* _THE INPUT_:
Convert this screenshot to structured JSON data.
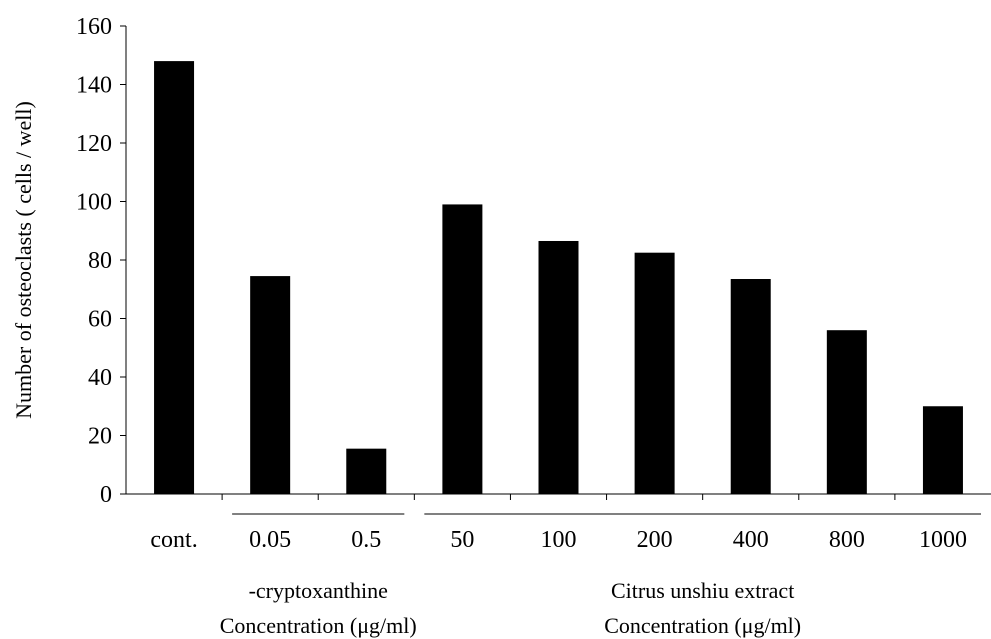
{
  "chart_data": {
    "type": "bar",
    "title": "",
    "ylabel": "Number of osteoclasts ( cells / well)",
    "xlabel": "",
    "ylim": [
      0,
      160
    ],
    "yticks": [
      0,
      20,
      40,
      60,
      80,
      100,
      120,
      140,
      160
    ],
    "grid": false,
    "legend": "none",
    "categories": [
      "cont.",
      "0.05",
      "0.5",
      "50",
      "100",
      "200",
      "400",
      "800",
      "1000"
    ],
    "values": [
      148,
      74.5,
      15.5,
      99,
      86.5,
      82.5,
      73.5,
      56,
      30
    ],
    "bar_color": "#000000",
    "groups": [
      {
        "members": [
          1,
          2
        ],
        "label_line1": "-cryptoxanthine",
        "label_line2": "Concentration (μg/ml)"
      },
      {
        "members": [
          3,
          4,
          5,
          6,
          7,
          8
        ],
        "label_line1": "Citrus unshiu extract",
        "label_line2": "Concentration (μg/ml)"
      }
    ]
  }
}
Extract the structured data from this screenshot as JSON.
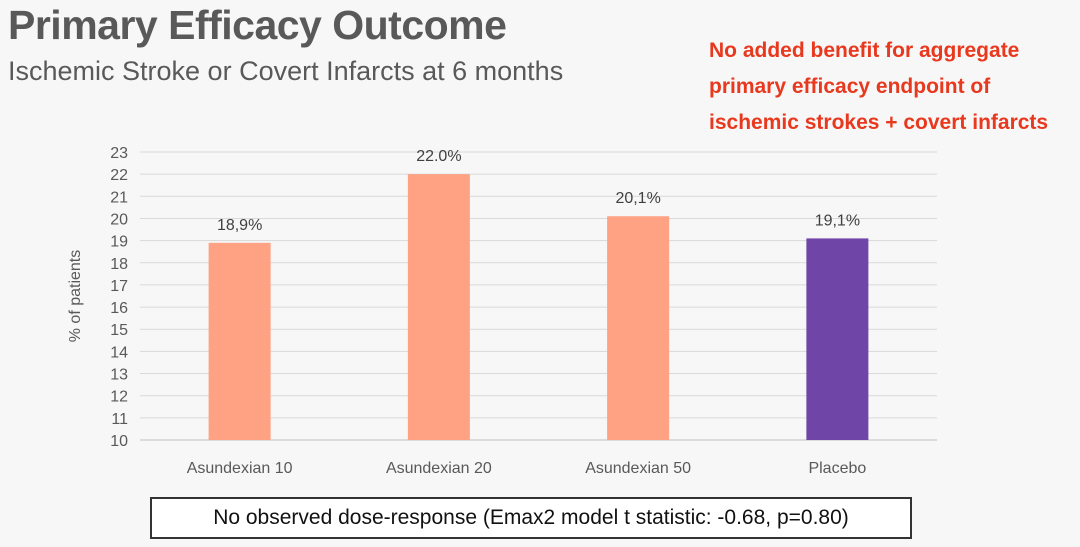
{
  "slide": {
    "title": "Primary Efficacy Outcome",
    "subtitle": "Ischemic Stroke or Covert Infarcts at 6 months",
    "callout_lines": [
      "No added benefit for aggregate",
      "primary efficacy endpoint of",
      "ischemic strokes + covert infarcts"
    ],
    "footnote": "No observed dose-response (Emax2 model t statistic: -0.68, p=0.80)"
  },
  "colors": {
    "callout": "#e8381d",
    "active_bar": "#fea283",
    "placebo_bar": "#7045a8",
    "grid": "#d9d9d9",
    "text": "#595959"
  },
  "chart_data": {
    "type": "bar",
    "title": "",
    "xlabel": "",
    "ylabel": "% of patients",
    "ylim": [
      10,
      23
    ],
    "yticks": [
      10,
      11,
      12,
      13,
      14,
      15,
      16,
      17,
      18,
      19,
      20,
      21,
      22,
      23
    ],
    "grid": true,
    "categories": [
      "Asundexian 10",
      "Asundexian 20",
      "Asundexian 50",
      "Placebo"
    ],
    "values": [
      18.9,
      22.0,
      20.1,
      19.1
    ],
    "data_labels": [
      "18,9%",
      "22.0%",
      "20,1%",
      "19,1%"
    ],
    "bar_colors": [
      "#fea283",
      "#fea283",
      "#fea283",
      "#7045a8"
    ]
  }
}
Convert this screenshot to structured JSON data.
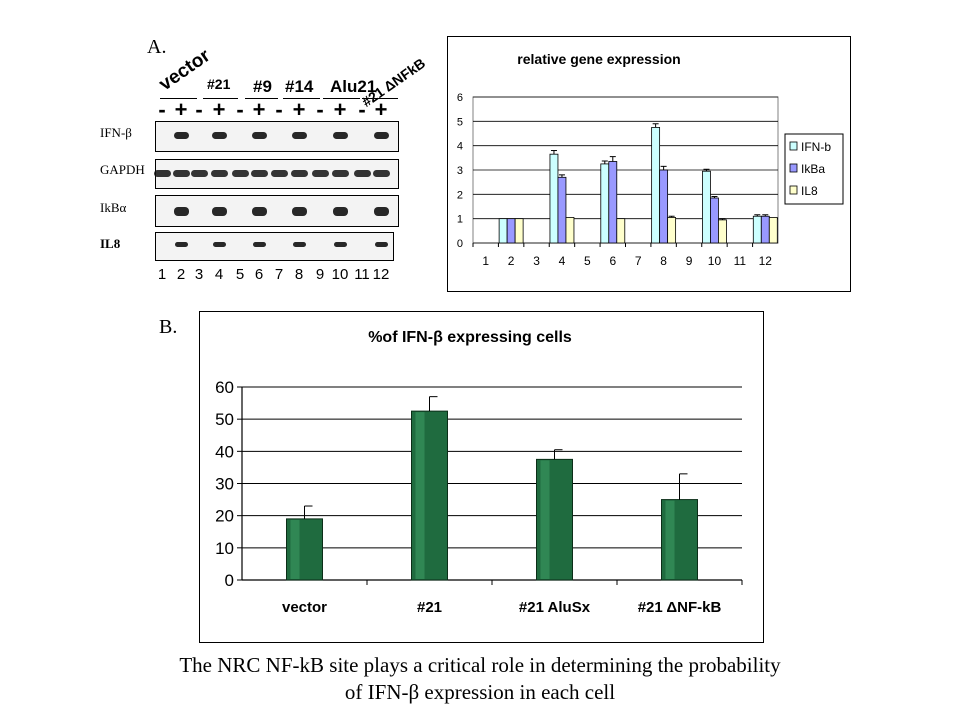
{
  "panel_a": {
    "letter": "A.",
    "groups": [
      "vector",
      "#21",
      "#9",
      "#14",
      "Alu21",
      "#21 ΔNFkB"
    ],
    "signs": [
      "-",
      "+",
      "-",
      "+",
      "-",
      "+",
      "-",
      "+",
      "-",
      "+",
      "-",
      "+"
    ],
    "row_labels": [
      "IFN-β",
      "GAPDH",
      "IkBα",
      "IL8"
    ],
    "lane_numbers": [
      "1",
      "2",
      "3",
      "4",
      "5",
      "6",
      "7",
      "8",
      "9",
      "10",
      "11",
      "12"
    ]
  },
  "panel_b": {
    "letter": "B."
  },
  "caption": {
    "line1": "The NRC NF-kB site plays a critical role in determining the probability",
    "line2": "of IFN-β expression in each cell"
  },
  "chart_data": [
    {
      "type": "bar",
      "title": "relative gene expression",
      "categories": [
        "1",
        "2",
        "3",
        "4",
        "5",
        "6",
        "7",
        "8",
        "9",
        "10",
        "11",
        "12"
      ],
      "ylim": [
        0,
        6
      ],
      "yticks": [
        "0",
        "1",
        "2",
        "3",
        "4",
        "5",
        "6"
      ],
      "grid": true,
      "legend_position": "right",
      "series": [
        {
          "name": "IFN-b",
          "color": "#ccffff",
          "values": [
            null,
            1.0,
            null,
            3.65,
            null,
            3.25,
            null,
            4.75,
            null,
            2.95,
            null,
            1.1
          ],
          "errors": [
            null,
            0,
            null,
            0.15,
            null,
            0.12,
            null,
            0.15,
            null,
            0.08,
            null,
            0.06
          ]
        },
        {
          "name": "IkBa",
          "color": "#9999ff",
          "values": [
            null,
            1.0,
            null,
            2.7,
            null,
            3.35,
            null,
            3.0,
            null,
            1.85,
            null,
            1.1
          ],
          "errors": [
            null,
            0,
            null,
            0.1,
            null,
            0.2,
            null,
            0.15,
            null,
            0.06,
            null,
            0.06
          ]
        },
        {
          "name": "IL8",
          "color": "#ffffcc",
          "values": [
            null,
            1.0,
            null,
            1.05,
            null,
            1.0,
            null,
            1.05,
            null,
            0.95,
            null,
            1.05
          ],
          "errors": [
            null,
            0,
            null,
            0,
            null,
            0,
            null,
            0.05,
            null,
            0.05,
            null,
            0
          ]
        }
      ]
    },
    {
      "type": "bar",
      "title": "%of IFN-β expressing cells",
      "categories": [
        "vector",
        "#21",
        "#21 AluSx",
        "#21 ΔNF-kB"
      ],
      "ylim": [
        0,
        60
      ],
      "yticks": [
        "0",
        "10",
        "20",
        "30",
        "40",
        "50",
        "60"
      ],
      "grid": true,
      "series": [
        {
          "color": "#1f6b3f",
          "values": [
            19,
            52.5,
            37.5,
            25
          ],
          "errors": [
            4,
            4.5,
            3,
            8
          ]
        }
      ]
    }
  ]
}
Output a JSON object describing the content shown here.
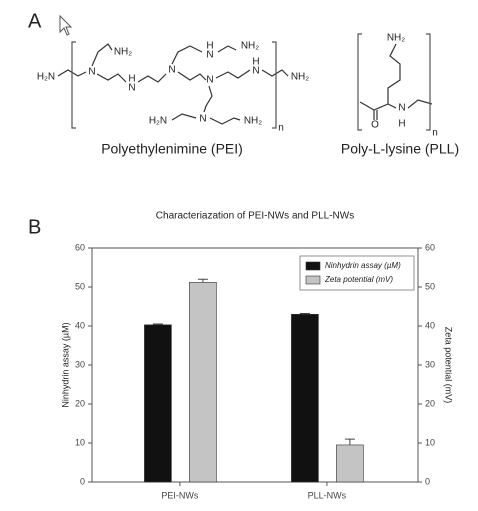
{
  "panel_a": {
    "label": "A",
    "pei": {
      "name": "Polyethylenimine (PEI)",
      "atoms": [
        "H₂N",
        "N",
        "NH₂",
        "H",
        "N",
        "N",
        "H",
        "N",
        "NH₂",
        "N",
        "H",
        "N",
        "NH₂",
        "H₂N",
        "N",
        "NH₂",
        "n"
      ]
    },
    "pll": {
      "name": "Poly-L-lysine (PLL)",
      "atoms": [
        "NH₂",
        "O",
        "N",
        "H",
        "n"
      ]
    }
  },
  "panel_b": {
    "label": "B"
  },
  "chart_data": {
    "type": "bar",
    "title": "Characteriazation of PEI-NWs and PLL-NWs",
    "ylabel": "Ninhydrin assay (µM)",
    "y2label": "Zeta potential (mV)",
    "categories": [
      "PEI-NWs",
      "PLL-NWs"
    ],
    "series": [
      {
        "name": "Ninhydrin assay (µM)",
        "color": "#111111",
        "values": [
          40.3,
          43
        ],
        "errors": [
          0.2,
          0.2
        ]
      },
      {
        "name": "Zeta potential (mV)",
        "color": "#c4c4c4",
        "values": [
          51.2,
          9.5
        ],
        "errors": [
          0.8,
          1.5
        ],
        "axis": "y2"
      }
    ],
    "ylim": [
      0,
      60
    ],
    "yticks": [
      0,
      10,
      20,
      30,
      40,
      50,
      60
    ],
    "y2lim": [
      0,
      60
    ],
    "y2ticks": [
      0,
      10,
      20,
      30,
      40,
      50,
      60
    ],
    "legend": "upper right",
    "grid": false
  }
}
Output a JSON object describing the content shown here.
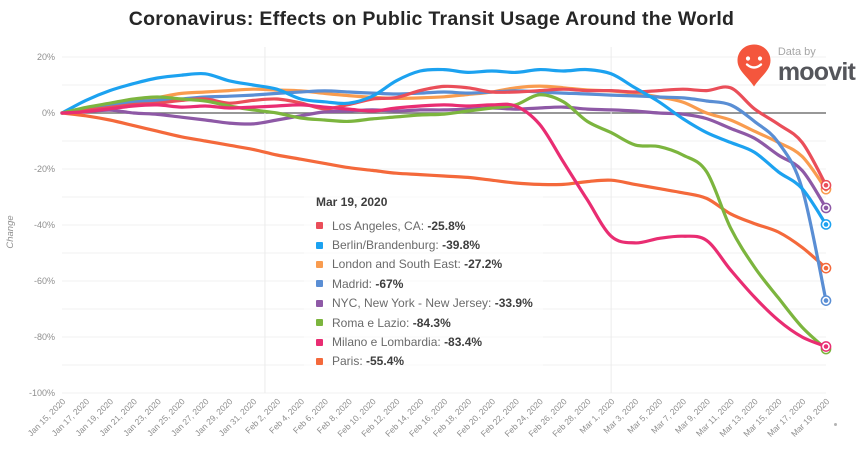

* _PROBLEM TO SOLVE_: For the entries above, return an exact copy that omits the images.

* _TASK OUTPUT_:
Convert this screenshot to structured JSON data.
{
  "chart_data": {
    "type": "bar",
    "title": "",
    "ylabel": "Number of osteoclasts ( cells / well)",
    "xlabel": "",
    "ylim": [
      0,
      160
    ],
    "yticks": [
      0,
      20,
      40,
      60,
      80,
      100,
      120,
      140,
      160
    ],
    "grid": false,
    "legend": "none",
    "categories": [
      "cont.",
      "0.05",
      "0.5",
      "50",
      "100",
      "200",
      "400",
      "800",
      "1000"
    ],
    "values": [
      148,
      74.5,
      15.5,
      99,
      86.5,
      82.5,
      73.5,
      56,
      30
    ],
    "bar_color": "#000000",
    "groups": [
      {
        "members": [
          1,
          2
        ],
        "label_line1": "-cryptoxanthine",
        "label_line2": "Concentration (μg/ml)"
      },
      {
        "members": [
          3,
          4,
          5,
          6,
          7,
          8
        ],
        "label_line1": "Citrus unshiu extract",
        "label_line2": "Concentration (μg/ml)"
      }
    ]
  }
}
Extract the structured data from this screenshot as JSON.
{
  "slide": {
    "title": "Primary Efficacy Outcome",
    "subtitle": "Ischemic Stroke or Covert Infarcts at 6 months",
    "callout_lines": [
      "No added benefit for aggregate",
      "primary efficacy endpoint of",
      "ischemic strokes + covert infarcts"
    ],
    "footnote": "No observed dose-response (Emax2 model t statistic: -0.68, p=0.80)"
  },
  "colors": {
    "callout": "#e8381d",
    "active_bar": "#fea283",
    "placebo_bar": "#7045a8",
    "grid": "#d9d9d9",
    "text": "#595959"
  },
  "chart_data": {
    "type": "bar",
    "title": "",
    "xlabel": "",
    "ylabel": "% of patients",
    "ylim": [
      10,
      23
    ],
    "yticks": [
      10,
      11,
      12,
      13,
      14,
      15,
      16,
      17,
      18,
      19,
      20,
      21,
      22,
      23
    ],
    "grid": true,
    "categories": [
      "Asundexian 10",
      "Asundexian 20",
      "Asundexian 50",
      "Placebo"
    ],
    "values": [
      18.9,
      22.0,
      20.1,
      19.1
    ],
    "data_labels": [
      "18,9%",
      "22.0%",
      "20,1%",
      "19,1%"
    ],
    "bar_colors": [
      "#fea283",
      "#fea283",
      "#fea283",
      "#7045a8"
    ]
  }
}
Convert this screenshot to structured JSON data.
{
  "panel_a": {
    "letter": "A.",
    "groups": [
      "vector",
      "#21",
      "#9",
      "#14",
      "Alu21",
      "#21 ΔNFkB"
    ],
    "signs": [
      "-",
      "+",
      "-",
      "+",
      "-",
      "+",
      "-",
      "+",
      "-",
      "+",
      "-",
      "+"
    ],
    "row_labels": [
      "IFN-β",
      "GAPDH",
      "IkBα",
      "IL8"
    ],
    "lane_numbers": [
      "1",
      "2",
      "3",
      "4",
      "5",
      "6",
      "7",
      "8",
      "9",
      "10",
      "11",
      "12"
    ]
  },
  "panel_b": {
    "letter": "B."
  },
  "caption": {
    "line1": "The NRC NF-kB site plays a critical role in determining the probability",
    "line2": "of IFN-β expression in each cell"
  },
  "chart_data": [
    {
      "type": "bar",
      "title": "relative gene expression",
      "categories": [
        "1",
        "2",
        "3",
        "4",
        "5",
        "6",
        "7",
        "8",
        "9",
        "10",
        "11",
        "12"
      ],
      "ylim": [
        0,
        6
      ],
      "yticks": [
        "0",
        "1",
        "2",
        "3",
        "4",
        "5",
        "6"
      ],
      "grid": true,
      "legend_position": "right",
      "series": [
        {
          "name": "IFN-b",
          "color": "#ccffff",
          "values": [
            null,
            1.0,
            null,
            3.65,
            null,
            3.25,
            null,
            4.75,
            null,
            2.95,
            null,
            1.1
          ],
          "errors": [
            null,
            0,
            null,
            0.15,
            null,
            0.12,
            null,
            0.15,
            null,
            0.08,
            null,
            0.06
          ]
        },
        {
          "name": "IkBa",
          "color": "#9999ff",
          "values": [
            null,
            1.0,
            null,
            2.7,
            null,
            3.35,
            null,
            3.0,
            null,
            1.85,
            null,
            1.1
          ],
          "errors": [
            null,
            0,
            null,
            0.1,
            null,
            0.2,
            null,
            0.15,
            null,
            0.06,
            null,
            0.06
          ]
        },
        {
          "name": "IL8",
          "color": "#ffffcc",
          "values": [
            null,
            1.0,
            null,
            1.05,
            null,
            1.0,
            null,
            1.05,
            null,
            0.95,
            null,
            1.05
          ],
          "errors": [
            null,
            0,
            null,
            0,
            null,
            0,
            null,
            0.05,
            null,
            0.05,
            null,
            0
          ]
        }
      ]
    },
    {
      "type": "bar",
      "title": "%of IFN-β expressing cells",
      "categories": [
        "vector",
        "#21",
        "#21 AluSx",
        "#21 ΔNF-kB"
      ],
      "ylim": [
        0,
        60
      ],
      "yticks": [
        "0",
        "10",
        "20",
        "30",
        "40",
        "50",
        "60"
      ],
      "grid": true,
      "series": [
        {
          "color": "#1f6b3f",
          "values": [
            19,
            52.5,
            37.5,
            25
          ],
          "errors": [
            4,
            4.5,
            3,
            8
          ]
        }
      ]
    }
  ]
}
Output a JSON object describing the content shown here.
{
  "panel_a": {
    "label": "A",
    "pei": {
      "name": "Polyethylenimine (PEI)",
      "atoms": [
        "H₂N",
        "N",
        "NH₂",
        "H",
        "N",
        "N",
        "H",
        "N",
        "NH₂",
        "N",
        "H",
        "N",
        "NH₂",
        "H₂N",
        "N",
        "NH₂",
        "n"
      ]
    },
    "pll": {
      "name": "Poly-L-lysine (PLL)",
      "atoms": [
        "NH₂",
        "O",
        "N",
        "H",
        "n"
      ]
    }
  },
  "panel_b": {
    "label": "B"
  },
  "chart_data": {
    "type": "bar",
    "title": "Characteriazation of PEI-NWs and PLL-NWs",
    "ylabel": "Ninhydrin assay (µM)",
    "y2label": "Zeta potential (mV)",
    "categories": [
      "PEI-NWs",
      "PLL-NWs"
    ],
    "series": [
      {
        "name": "Ninhydrin assay (µM)",
        "color": "#111111",
        "values": [
          40.3,
          43
        ],
        "errors": [
          0.2,
          0.2
        ]
      },
      {
        "name": "Zeta potential (mV)",
        "color": "#c4c4c4",
        "values": [
          51.2,
          9.5
        ],
        "errors": [
          0.8,
          1.5
        ],
        "axis": "y2"
      }
    ],
    "ylim": [
      0,
      60
    ],
    "yticks": [
      0,
      10,
      20,
      30,
      40,
      50,
      60
    ],
    "y2lim": [
      0,
      60
    ],
    "y2ticks": [
      0,
      10,
      20,
      30,
      40,
      50,
      60
    ],
    "legend": "upper right",
    "grid": false
  }
}
Output a JSON object describing the content shown here.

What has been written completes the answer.